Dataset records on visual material
** Start **

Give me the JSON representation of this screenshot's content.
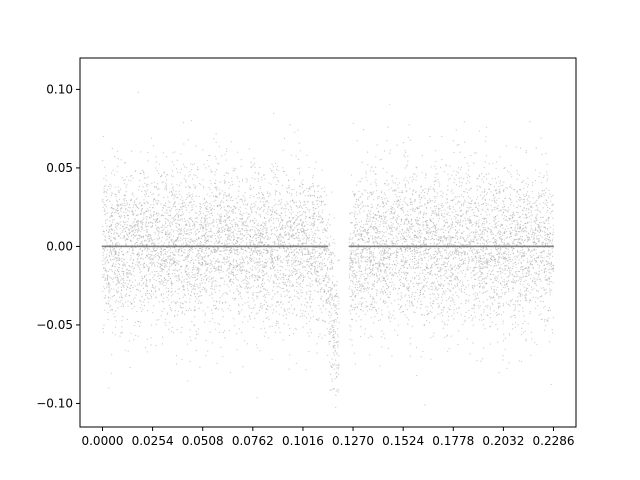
{
  "chart_data": {
    "type": "scatter",
    "title": "",
    "xlabel": "",
    "ylabel": "",
    "xlim": [
      -0.0114,
      0.24
    ],
    "ylim": [
      -0.115,
      0.12
    ],
    "x_ticks": [
      0.0,
      0.0254,
      0.0508,
      0.0762,
      0.1016,
      0.127,
      0.1524,
      0.1778,
      0.2032,
      0.2286
    ],
    "x_tick_labels": [
      "0.0000",
      "0.0254",
      "0.0508",
      "0.0762",
      "0.1016",
      "0.1270",
      "0.1524",
      "0.1778",
      "0.2032",
      "0.2286"
    ],
    "y_ticks": [
      -0.1,
      -0.05,
      0.0,
      0.05,
      0.1
    ],
    "y_tick_labels": [
      "−0.10",
      "−0.05",
      "0.00",
      "0.05",
      "0.10"
    ],
    "grid": false,
    "legend": "none",
    "series": [
      {
        "kind": "noisy-observations",
        "color": "#a0a0a0",
        "marker": "tiny-dot",
        "x_range": [
          0.0,
          0.2286
        ],
        "noise_sd": 0.025,
        "observation_gap": [
          0.12,
          0.125
        ],
        "dip": {
          "center_x": 0.1195,
          "depth": -0.06,
          "halfwidth": 0.0035
        },
        "approx_point_count": 9000
      },
      {
        "kind": "model-fit",
        "color": "#808080",
        "marker": "tiny-dot",
        "x_range": [
          0.0,
          0.2286
        ],
        "y_value": 0.0,
        "observation_gap": [
          0.114,
          0.125
        ]
      }
    ],
    "colors": {
      "axes": "#000000",
      "background": "#ffffff",
      "points": "#a0a0a0",
      "model": "#808080"
    }
  }
}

** End **

Set task
Transcribe the material exactly, leaving every picture out.

Completed task
Give me the JSON representation of this screenshot's content.
{
  "chart_data": {
    "type": "scatter",
    "title": "",
    "xlabel": "",
    "ylabel": "",
    "xlim": [
      -0.0114,
      0.24
    ],
    "ylim": [
      -0.115,
      0.12
    ],
    "x_ticks": [
      0.0,
      0.0254,
      0.0508,
      0.0762,
      0.1016,
      0.127,
      0.1524,
      0.1778,
      0.2032,
      0.2286
    ],
    "x_tick_labels": [
      "0.0000",
      "0.0254",
      "0.0508",
      "0.0762",
      "0.1016",
      "0.1270",
      "0.1524",
      "0.1778",
      "0.2032",
      "0.2286"
    ],
    "y_ticks": [
      -0.1,
      -0.05,
      0.0,
      0.05,
      0.1
    ],
    "y_tick_labels": [
      "−0.10",
      "−0.05",
      "0.00",
      "0.05",
      "0.10"
    ],
    "grid": false,
    "legend": "none",
    "series": [
      {
        "kind": "noisy-observations",
        "color": "#a0a0a0",
        "marker": "tiny-dot",
        "x_range": [
          0.0,
          0.2286
        ],
        "noise_sd": 0.025,
        "observation_gap": [
          0.12,
          0.125
        ],
        "dip": {
          "center_x": 0.1195,
          "depth": -0.06,
          "halfwidth": 0.0035
        },
        "approx_point_count": 9000
      },
      {
        "kind": "model-fit",
        "color": "#808080",
        "marker": "tiny-dot",
        "x_range": [
          0.0,
          0.2286
        ],
        "y_value": 0.0,
        "observation_gap": [
          0.114,
          0.125
        ]
      }
    ],
    "colors": {
      "axes": "#000000",
      "background": "#ffffff",
      "points": "#a0a0a0",
      "model": "#808080"
    }
  }
}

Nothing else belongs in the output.